*GIVEN INSTRUCTION*: Where a line contains the word "True", copy that line in full.

Collected data
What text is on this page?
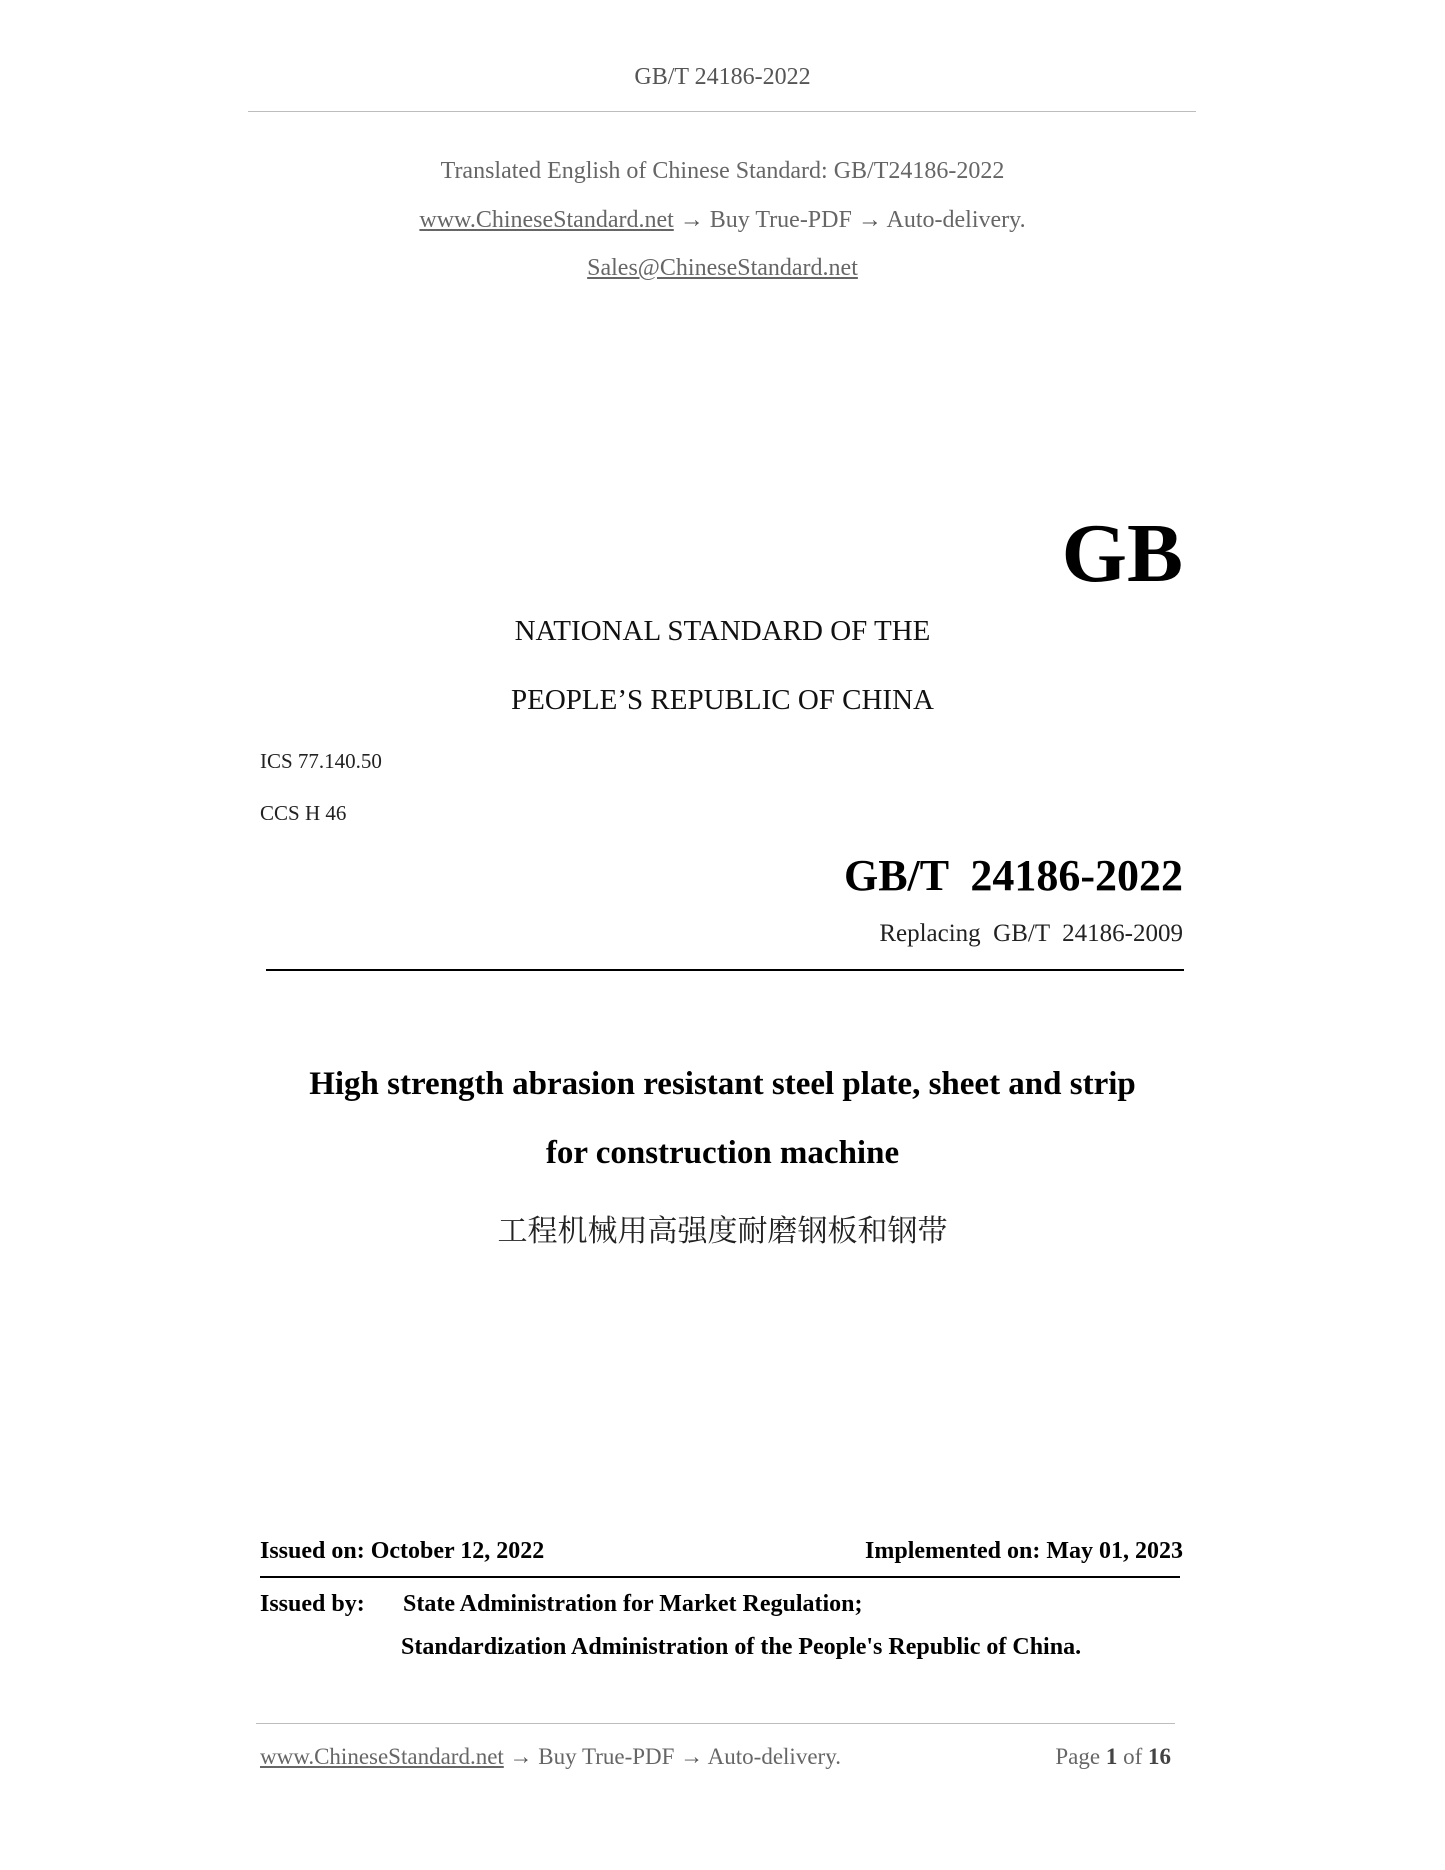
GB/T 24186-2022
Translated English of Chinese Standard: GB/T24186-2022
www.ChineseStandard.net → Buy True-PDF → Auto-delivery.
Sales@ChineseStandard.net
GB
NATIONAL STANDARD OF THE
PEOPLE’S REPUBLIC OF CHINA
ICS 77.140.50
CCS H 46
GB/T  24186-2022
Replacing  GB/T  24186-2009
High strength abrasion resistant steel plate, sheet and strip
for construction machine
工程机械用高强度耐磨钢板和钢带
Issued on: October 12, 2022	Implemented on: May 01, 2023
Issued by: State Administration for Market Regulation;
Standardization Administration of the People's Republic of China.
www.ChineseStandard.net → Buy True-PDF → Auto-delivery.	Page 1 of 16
* * *
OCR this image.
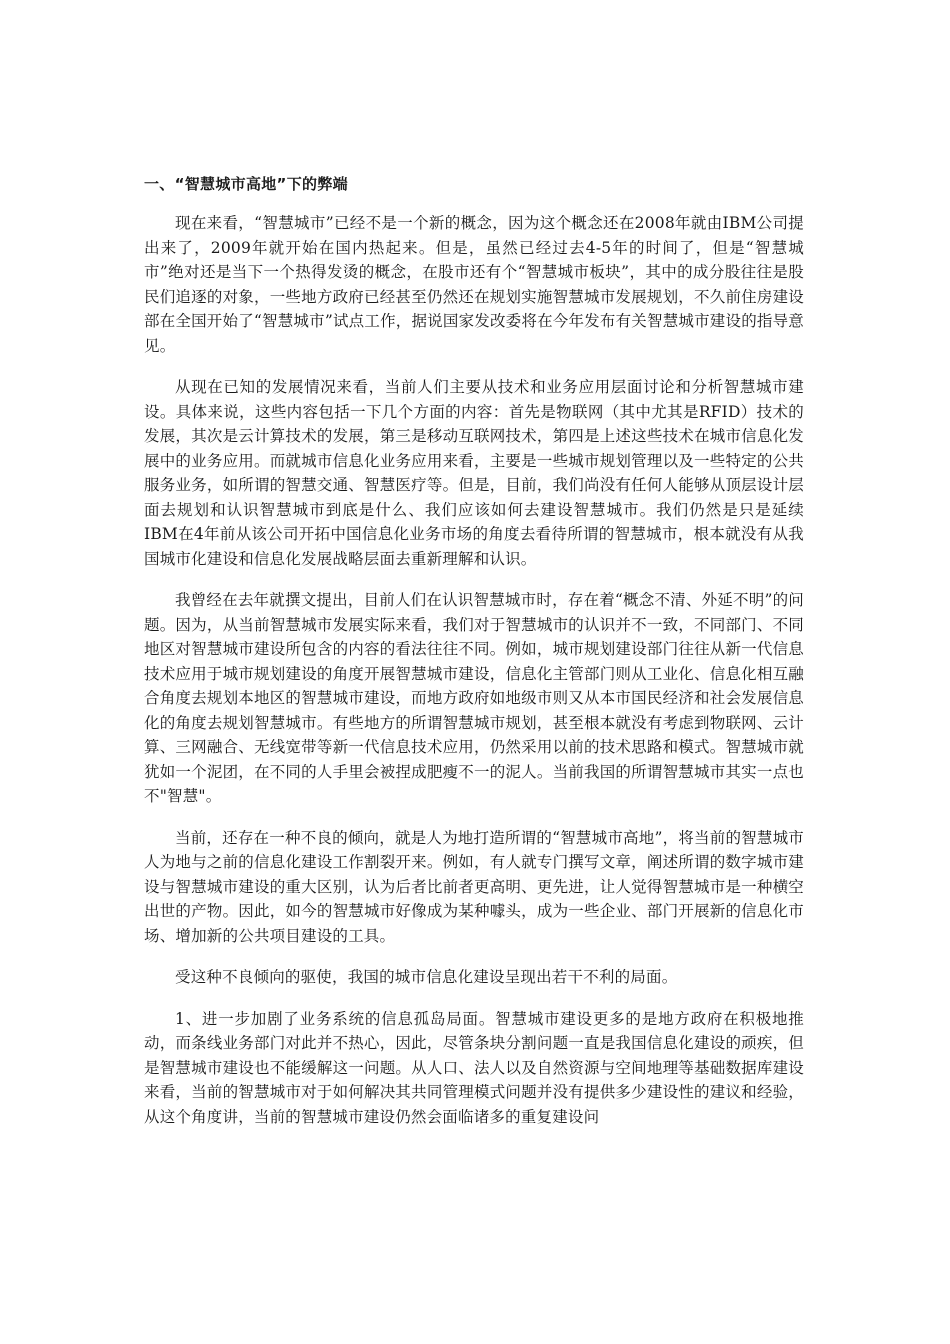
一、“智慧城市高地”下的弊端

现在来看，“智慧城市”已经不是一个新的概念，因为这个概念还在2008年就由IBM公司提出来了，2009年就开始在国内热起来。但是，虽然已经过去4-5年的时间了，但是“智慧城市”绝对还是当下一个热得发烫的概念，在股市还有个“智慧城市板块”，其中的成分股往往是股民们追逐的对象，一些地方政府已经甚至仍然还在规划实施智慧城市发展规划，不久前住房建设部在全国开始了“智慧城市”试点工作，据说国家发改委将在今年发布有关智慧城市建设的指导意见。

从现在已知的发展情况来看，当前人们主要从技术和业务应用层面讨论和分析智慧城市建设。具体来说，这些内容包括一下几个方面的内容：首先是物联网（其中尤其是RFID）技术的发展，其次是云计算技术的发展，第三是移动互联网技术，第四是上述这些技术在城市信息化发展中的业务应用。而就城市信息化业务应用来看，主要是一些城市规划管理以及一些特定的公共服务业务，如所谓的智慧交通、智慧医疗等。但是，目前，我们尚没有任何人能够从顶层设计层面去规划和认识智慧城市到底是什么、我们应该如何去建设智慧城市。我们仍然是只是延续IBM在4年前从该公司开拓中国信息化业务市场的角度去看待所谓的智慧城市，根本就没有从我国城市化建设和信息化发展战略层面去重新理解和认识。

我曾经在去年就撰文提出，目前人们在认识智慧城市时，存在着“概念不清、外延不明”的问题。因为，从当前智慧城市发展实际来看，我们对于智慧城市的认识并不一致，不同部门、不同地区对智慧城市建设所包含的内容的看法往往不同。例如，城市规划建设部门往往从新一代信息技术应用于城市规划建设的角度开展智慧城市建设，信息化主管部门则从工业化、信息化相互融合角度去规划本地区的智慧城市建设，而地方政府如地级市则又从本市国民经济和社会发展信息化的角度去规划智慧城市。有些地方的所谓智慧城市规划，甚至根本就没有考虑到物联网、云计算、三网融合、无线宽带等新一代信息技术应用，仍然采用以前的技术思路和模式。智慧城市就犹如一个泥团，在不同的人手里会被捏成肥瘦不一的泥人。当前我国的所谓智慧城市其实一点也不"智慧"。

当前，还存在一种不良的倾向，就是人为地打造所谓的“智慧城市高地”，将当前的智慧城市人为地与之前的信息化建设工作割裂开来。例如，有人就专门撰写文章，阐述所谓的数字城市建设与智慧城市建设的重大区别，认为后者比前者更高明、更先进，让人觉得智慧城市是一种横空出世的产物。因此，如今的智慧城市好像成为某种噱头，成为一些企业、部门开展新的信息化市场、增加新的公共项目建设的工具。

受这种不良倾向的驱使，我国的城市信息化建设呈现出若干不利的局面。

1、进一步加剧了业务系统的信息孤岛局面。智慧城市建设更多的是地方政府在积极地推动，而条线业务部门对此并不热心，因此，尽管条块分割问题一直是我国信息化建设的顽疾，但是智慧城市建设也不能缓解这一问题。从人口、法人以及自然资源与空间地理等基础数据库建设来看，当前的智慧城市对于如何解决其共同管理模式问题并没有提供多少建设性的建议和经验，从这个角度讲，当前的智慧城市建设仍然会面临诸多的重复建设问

*THE RESPONSE*:
www.ChineseStandard.net → Buy True-PDF → Auto-delivery.
www.ChineseStandard.net → Buy True-PDF → Auto-delivery.	Page 1 of 16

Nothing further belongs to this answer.